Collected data
++++++

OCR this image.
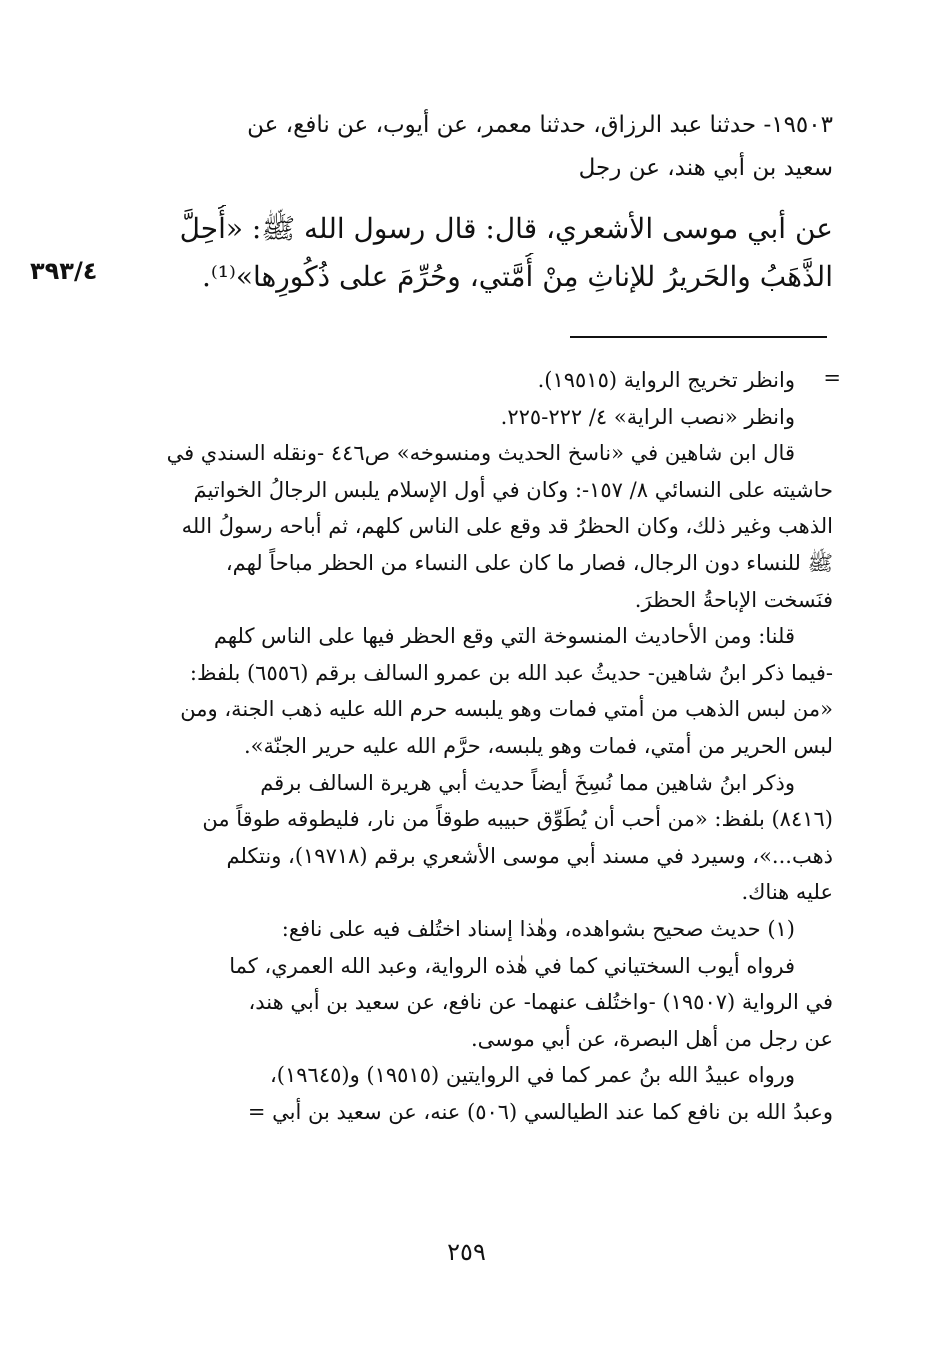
١٩٥٠٣- حدثنا عبد الرزاق، حدثنا معمر، عن أيوب، عن نافع، عن
سعيد بن أبي هند، عن رجل
عن أبي موسى الأشعري، قال: قال رسول الله ﷺ: «أُحِلَّ
الذَّهَبُ والحَريرُ للإناثِ مِنْ أُمَّتي، وحُرِّمَ على ذُكُورِها»⁽¹⁾.
٣٩٣/٤
=
وانظر تخريج الرواية (١٩٥١٥).
وانظر «نصب الراية» ٤/ ٢٢٢-٢٢٥.
قال ابن شاهين في «ناسخ الحديث ومنسوخه» ص٤٤٦ -ونقله السندي في
حاشيته على النسائي ٨/ ١٥٧-: وكان في أول الإسلام يلبس الرجالُ الخواتيمَ
الذهب وغير ذلك، وكان الحظرُ قد وقع على الناس كلهم، ثم أباحه رسولُ الله
ﷺ للنساء دون الرجال، فصار ما كان على النساء من الحظر مباحاً لهم،
فنَسخت الإباحةُ الحظرَ.
قلنا: ومن الأحاديث المنسوخة التي وقع الحظر فيها على الناس كلهم
-فيما ذكر ابنُ شاهين- حديثُ عبد الله بن عمرو السالف برقم (٦٥٥٦) بلفظ:
«من لبس الذهب من أمتي فمات وهو يلبسه حرم الله عليه ذهب الجنة، ومن
لبس الحرير من أمتي، فمات وهو يلبسه، حرَّم الله عليه حرير الجنّة».
وذكر ابنُ شاهين مما نُسِخَ أيضاً حديث أبي هريرة السالف برقم
(٨٤١٦) بلفظ: «من أحب أن يُطَوِّق حبيبه طوقاً من نار، فليطوقه طوقاً من
ذهب...»، وسيرد في مسند أبي موسى الأشعري برقم (١٩٧١٨)، ونتكلم
عليه هناك.
(١) حديث صحيح بشواهده، وهٰذا إسناد اختُلف فيه على نافع:
فرواه أيوب السختياني كما في هٰذه الرواية، وعبد الله العمري، كما
في الرواية (١٩٥٠٧) -واختُلف عنهما- عن نافع، عن سعيد بن أبي هند،
عن رجل من أهل البصرة، عن أبي موسى.
ورواه عبيدُ الله بنُ عمر كما في الروايتين (١٩٥١٥) و(١٩٦٤٥)،
وعبدُ الله بن نافع كما عند الطيالسي (٥٠٦) عنه، عن سعيد بن أبي =
٢٥٩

++++++

== Set task ==
Reproduce the full material exactly, excluding the pictures.

== Exercise solution ==
OCR this image.
١٩٥٠٣- حدثنا عبد الرزاق، حدثنا معمر، عن أيوب، عن نافع، عن
سعيد بن أبي هند، عن رجل
عن أبي موسى الأشعري، قال: قال رسول الله ﷺ: «أُحِلَّ
الذَّهَبُ والحَريرُ للإناثِ مِنْ أُمَّتي، وحُرِّمَ على ذُكُورِها»⁽¹⁾.
٣٩٣/٤
=
وانظر تخريج الرواية (١٩٥١٥).
وانظر «نصب الراية» ٤/ ٢٢٢-٢٢٥.
قال ابن شاهين في «ناسخ الحديث ومنسوخه» ص٤٤٦ -ونقله السندي في
حاشيته على النسائي ٨/ ١٥٧-: وكان في أول الإسلام يلبس الرجالُ الخواتيمَ
الذهب وغير ذلك، وكان الحظرُ قد وقع على الناس كلهم، ثم أباحه رسولُ الله
ﷺ للنساء دون الرجال، فصار ما كان على النساء من الحظر مباحاً لهم،
فنَسخت الإباحةُ الحظرَ.
قلنا: ومن الأحاديث المنسوخة التي وقع الحظر فيها على الناس كلهم
-فيما ذكر ابنُ شاهين- حديثُ عبد الله بن عمرو السالف برقم (٦٥٥٦) بلفظ:
«من لبس الذهب من أمتي فمات وهو يلبسه حرم الله عليه ذهب الجنة، ومن
لبس الحرير من أمتي، فمات وهو يلبسه، حرَّم الله عليه حرير الجنّة».
وذكر ابنُ شاهين مما نُسِخَ أيضاً حديث أبي هريرة السالف برقم
(٨٤١٦) بلفظ: «من أحب أن يُطَوِّق حبيبه طوقاً من نار، فليطوقه طوقاً من
ذهب...»، وسيرد في مسند أبي موسى الأشعري برقم (١٩٧١٨)، ونتكلم
عليه هناك.
(١) حديث صحيح بشواهده، وهٰذا إسناد اختُلف فيه على نافع:
فرواه أيوب السختياني كما في هٰذه الرواية، وعبد الله العمري، كما
في الرواية (١٩٥٠٧) -واختُلف عنهما- عن نافع، عن سعيد بن أبي هند،
عن رجل من أهل البصرة، عن أبي موسى.
ورواه عبيدُ الله بنُ عمر كما في الروايتين (١٩٥١٥) و(١٩٦٤٥)،
وعبدُ الله بن نافع كما عند الطيالسي (٥٠٦) عنه، عن سعيد بن أبي =
٢٥٩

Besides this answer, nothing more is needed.